Description of the task: Return the whole listing, keeping every character the same.
* * * * * * *
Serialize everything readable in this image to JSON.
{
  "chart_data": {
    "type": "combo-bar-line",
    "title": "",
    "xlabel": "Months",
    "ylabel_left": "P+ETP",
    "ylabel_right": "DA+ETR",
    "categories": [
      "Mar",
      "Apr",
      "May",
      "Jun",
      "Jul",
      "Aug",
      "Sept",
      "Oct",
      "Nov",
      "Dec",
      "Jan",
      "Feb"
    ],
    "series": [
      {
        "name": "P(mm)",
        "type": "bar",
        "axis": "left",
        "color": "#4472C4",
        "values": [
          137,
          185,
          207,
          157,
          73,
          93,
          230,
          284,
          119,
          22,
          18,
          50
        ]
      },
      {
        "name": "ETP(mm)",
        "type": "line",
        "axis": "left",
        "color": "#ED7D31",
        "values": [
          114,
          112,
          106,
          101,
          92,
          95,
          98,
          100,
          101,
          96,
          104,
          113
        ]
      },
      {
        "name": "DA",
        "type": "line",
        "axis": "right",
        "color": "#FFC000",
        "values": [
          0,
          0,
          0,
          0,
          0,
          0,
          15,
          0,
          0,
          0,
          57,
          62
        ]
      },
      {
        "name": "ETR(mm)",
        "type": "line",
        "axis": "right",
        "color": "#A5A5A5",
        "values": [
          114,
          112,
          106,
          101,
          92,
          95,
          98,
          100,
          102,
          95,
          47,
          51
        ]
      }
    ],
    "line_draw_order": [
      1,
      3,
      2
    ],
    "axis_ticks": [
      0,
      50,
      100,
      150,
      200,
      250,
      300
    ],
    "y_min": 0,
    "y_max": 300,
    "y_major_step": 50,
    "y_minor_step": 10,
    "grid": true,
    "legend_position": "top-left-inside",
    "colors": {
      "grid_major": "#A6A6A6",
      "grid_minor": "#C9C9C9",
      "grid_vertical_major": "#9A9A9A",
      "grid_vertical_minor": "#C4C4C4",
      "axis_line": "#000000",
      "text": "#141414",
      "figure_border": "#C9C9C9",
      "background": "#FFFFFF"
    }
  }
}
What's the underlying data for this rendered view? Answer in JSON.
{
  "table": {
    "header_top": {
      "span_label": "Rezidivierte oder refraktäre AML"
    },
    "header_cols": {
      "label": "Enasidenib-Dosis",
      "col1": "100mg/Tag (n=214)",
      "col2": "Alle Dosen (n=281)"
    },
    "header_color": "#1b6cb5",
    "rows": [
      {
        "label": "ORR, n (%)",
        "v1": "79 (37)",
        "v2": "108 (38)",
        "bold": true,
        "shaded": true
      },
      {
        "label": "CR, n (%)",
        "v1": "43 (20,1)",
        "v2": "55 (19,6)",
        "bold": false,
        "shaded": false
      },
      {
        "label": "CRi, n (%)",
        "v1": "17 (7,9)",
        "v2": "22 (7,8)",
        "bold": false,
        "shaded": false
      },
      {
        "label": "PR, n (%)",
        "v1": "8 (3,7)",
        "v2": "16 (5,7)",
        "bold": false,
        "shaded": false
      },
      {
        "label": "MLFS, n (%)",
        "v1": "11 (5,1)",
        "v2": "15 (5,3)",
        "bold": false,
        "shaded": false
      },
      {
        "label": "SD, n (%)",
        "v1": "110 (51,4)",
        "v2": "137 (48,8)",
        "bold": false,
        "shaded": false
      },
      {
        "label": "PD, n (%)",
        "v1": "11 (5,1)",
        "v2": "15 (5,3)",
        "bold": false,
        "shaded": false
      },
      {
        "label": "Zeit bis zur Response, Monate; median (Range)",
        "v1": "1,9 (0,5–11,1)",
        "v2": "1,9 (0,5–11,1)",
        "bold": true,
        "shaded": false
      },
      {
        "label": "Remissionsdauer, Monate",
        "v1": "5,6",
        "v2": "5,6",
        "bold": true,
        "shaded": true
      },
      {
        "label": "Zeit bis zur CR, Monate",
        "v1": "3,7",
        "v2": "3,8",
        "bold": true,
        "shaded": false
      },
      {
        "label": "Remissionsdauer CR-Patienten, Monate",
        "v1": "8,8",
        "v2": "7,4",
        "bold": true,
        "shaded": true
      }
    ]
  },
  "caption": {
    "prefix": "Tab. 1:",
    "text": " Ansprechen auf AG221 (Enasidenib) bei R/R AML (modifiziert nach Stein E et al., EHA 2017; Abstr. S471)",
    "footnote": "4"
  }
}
* * * * * * *
Solution:
Serialize everything readable in this image to JSON.
{
  "chart_data": {
    "type": "combo-bar-line",
    "title": "",
    "xlabel": "Months",
    "ylabel_left": "P+ETP",
    "ylabel_right": "DA+ETR",
    "categories": [
      "Mar",
      "Apr",
      "May",
      "Jun",
      "Jul",
      "Aug",
      "Sept",
      "Oct",
      "Nov",
      "Dec",
      "Jan",
      "Feb"
    ],
    "series": [
      {
        "name": "P(mm)",
        "type": "bar",
        "axis": "left",
        "color": "#4472C4",
        "values": [
          137,
          185,
          207,
          157,
          73,
          93,
          230,
          284,
          119,
          22,
          18,
          50
        ]
      },
      {
        "name": "ETP(mm)",
        "type": "line",
        "axis": "left",
        "color": "#ED7D31",
        "values": [
          114,
          112,
          106,
          101,
          92,
          95,
          98,
          100,
          101,
          96,
          104,
          113
        ]
      },
      {
        "name": "DA",
        "type": "line",
        "axis": "right",
        "color": "#FFC000",
        "values": [
          0,
          0,
          0,
          0,
          0,
          0,
          15,
          0,
          0,
          0,
          57,
          62
        ]
      },
      {
        "name": "ETR(mm)",
        "type": "line",
        "axis": "right",
        "color": "#A5A5A5",
        "values": [
          114,
          112,
          106,
          101,
          92,
          95,
          98,
          100,
          102,
          95,
          47,
          51
        ]
      }
    ],
    "line_draw_order": [
      1,
      3,
      2
    ],
    "axis_ticks": [
      0,
      50,
      100,
      150,
      200,
      250,
      300
    ],
    "y_min": 0,
    "y_max": 300,
    "y_major_step": 50,
    "y_minor_step": 10,
    "grid": true,
    "legend_position": "top-left-inside",
    "colors": {
      "grid_major": "#A6A6A6",
      "grid_minor": "#C9C9C9",
      "grid_vertical_major": "#9A9A9A",
      "grid_vertical_minor": "#C4C4C4",
      "axis_line": "#000000",
      "text": "#141414",
      "figure_border": "#C9C9C9",
      "background": "#FFFFFF"
    }
  }
}
What's the underlying data for this rendered view? Answer in JSON.
{
  "table": {
    "header_top": {
      "span_label": "Rezidivierte oder refraktäre AML"
    },
    "header_cols": {
      "label": "Enasidenib-Dosis",
      "col1": "100mg/Tag (n=214)",
      "col2": "Alle Dosen (n=281)"
    },
    "header_color": "#1b6cb5",
    "rows": [
      {
        "label": "ORR, n (%)",
        "v1": "79 (37)",
        "v2": "108 (38)",
        "bold": true,
        "shaded": true
      },
      {
        "label": "CR, n (%)",
        "v1": "43 (20,1)",
        "v2": "55 (19,6)",
        "bold": false,
        "shaded": false
      },
      {
        "label": "CRi, n (%)",
        "v1": "17 (7,9)",
        "v2": "22 (7,8)",
        "bold": false,
        "shaded": false
      },
      {
        "label": "PR, n (%)",
        "v1": "8 (3,7)",
        "v2": "16 (5,7)",
        "bold": false,
        "shaded": false
      },
      {
        "label": "MLFS, n (%)",
        "v1": "11 (5,1)",
        "v2": "15 (5,3)",
        "bold": false,
        "shaded": false
      },
      {
        "label": "SD, n (%)",
        "v1": "110 (51,4)",
        "v2": "137 (48,8)",
        "bold": false,
        "shaded": false
      },
      {
        "label": "PD, n (%)",
        "v1": "11 (5,1)",
        "v2": "15 (5,3)",
        "bold": false,
        "shaded": false
      },
      {
        "label": "Zeit bis zur Response, Monate; median (Range)",
        "v1": "1,9 (0,5–11,1)",
        "v2": "1,9 (0,5–11,1)",
        "bold": true,
        "shaded": false
      },
      {
        "label": "Remissionsdauer, Monate",
        "v1": "5,6",
        "v2": "5,6",
        "bold": true,
        "shaded": true
      },
      {
        "label": "Zeit bis zur CR, Monate",
        "v1": "3,7",
        "v2": "3,8",
        "bold": true,
        "shaded": false
      },
      {
        "label": "Remissionsdauer CR-Patienten, Monate",
        "v1": "8,8",
        "v2": "7,4",
        "bold": true,
        "shaded": true
      }
    ]
  },
  "caption": {
    "prefix": "Tab. 1:",
    "text": " Ansprechen auf AG221 (Enasidenib) bei R/R AML (modifiziert nach Stein E et al., EHA 2017; Abstr. S471)",
    "footnote": "4"
  }
}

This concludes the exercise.